(THE TASK): Transcribe only what runs from the line containing "What does this" through the final line below, exactly, and leave every picture out.

(DATASET RECORDS):
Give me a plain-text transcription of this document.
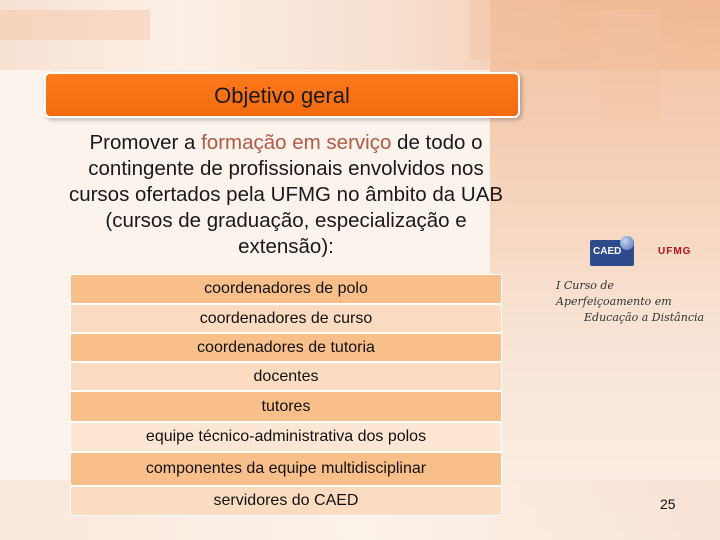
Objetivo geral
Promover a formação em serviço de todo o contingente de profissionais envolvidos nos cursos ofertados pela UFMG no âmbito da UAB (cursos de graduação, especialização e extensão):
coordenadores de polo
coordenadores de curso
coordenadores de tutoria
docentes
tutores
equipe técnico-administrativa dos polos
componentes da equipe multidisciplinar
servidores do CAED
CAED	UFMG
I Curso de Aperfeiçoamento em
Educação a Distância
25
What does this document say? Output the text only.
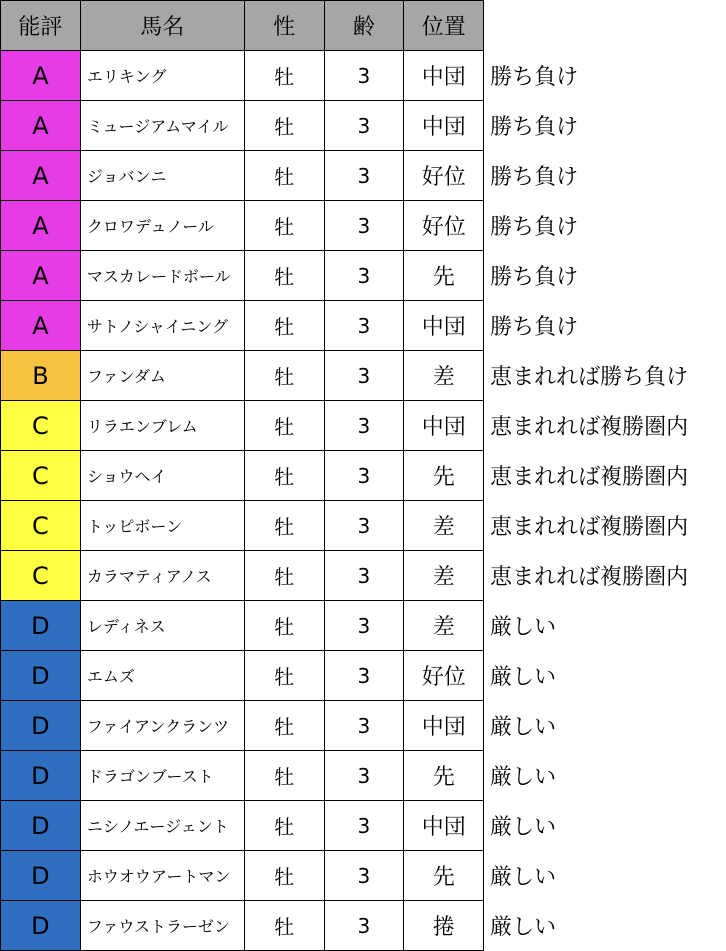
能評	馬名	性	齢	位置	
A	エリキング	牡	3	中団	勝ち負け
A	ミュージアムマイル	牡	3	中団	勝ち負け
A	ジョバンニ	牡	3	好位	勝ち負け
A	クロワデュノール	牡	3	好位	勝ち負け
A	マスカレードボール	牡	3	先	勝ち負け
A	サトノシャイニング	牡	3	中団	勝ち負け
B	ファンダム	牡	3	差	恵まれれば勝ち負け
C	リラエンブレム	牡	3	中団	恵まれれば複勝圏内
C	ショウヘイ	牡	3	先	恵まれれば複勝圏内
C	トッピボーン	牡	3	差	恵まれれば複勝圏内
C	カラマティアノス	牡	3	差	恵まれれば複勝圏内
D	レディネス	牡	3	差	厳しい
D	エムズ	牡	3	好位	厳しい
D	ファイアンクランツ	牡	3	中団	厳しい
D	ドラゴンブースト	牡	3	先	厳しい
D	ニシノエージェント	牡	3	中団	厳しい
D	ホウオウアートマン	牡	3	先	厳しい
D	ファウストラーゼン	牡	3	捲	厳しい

(THE RESULT):
What does this document say? Output the text only.
能評	馬名	性	齢	位置	
A	エリキング	牡	3	中団	勝ち負け
A	ミュージアムマイル	牡	3	中団	勝ち負け
A	ジョバンニ	牡	3	好位	勝ち負け
A	クロワデュノール	牡	3	好位	勝ち負け
A	マスカレードボール	牡	3	先	勝ち負け
A	サトノシャイニング	牡	3	中団	勝ち負け
B	ファンダム	牡	3	差	恵まれれば勝ち負け
C	リラエンブレム	牡	3	中団	恵まれれば複勝圏内
C	ショウヘイ	牡	3	先	恵まれれば複勝圏内
C	トッピボーン	牡	3	差	恵まれれば複勝圏内
C	カラマティアノス	牡	3	差	恵まれれば複勝圏内
D	レディネス	牡	3	差	厳しい
D	エムズ	牡	3	好位	厳しい
D	ファイアンクランツ	牡	3	中団	厳しい
D	ドラゴンブースト	牡	3	先	厳しい
D	ニシノエージェント	牡	3	中団	厳しい
D	ホウオウアートマン	牡	3	先	厳しい
D	ファウストラーゼン	牡	3	捲	厳しい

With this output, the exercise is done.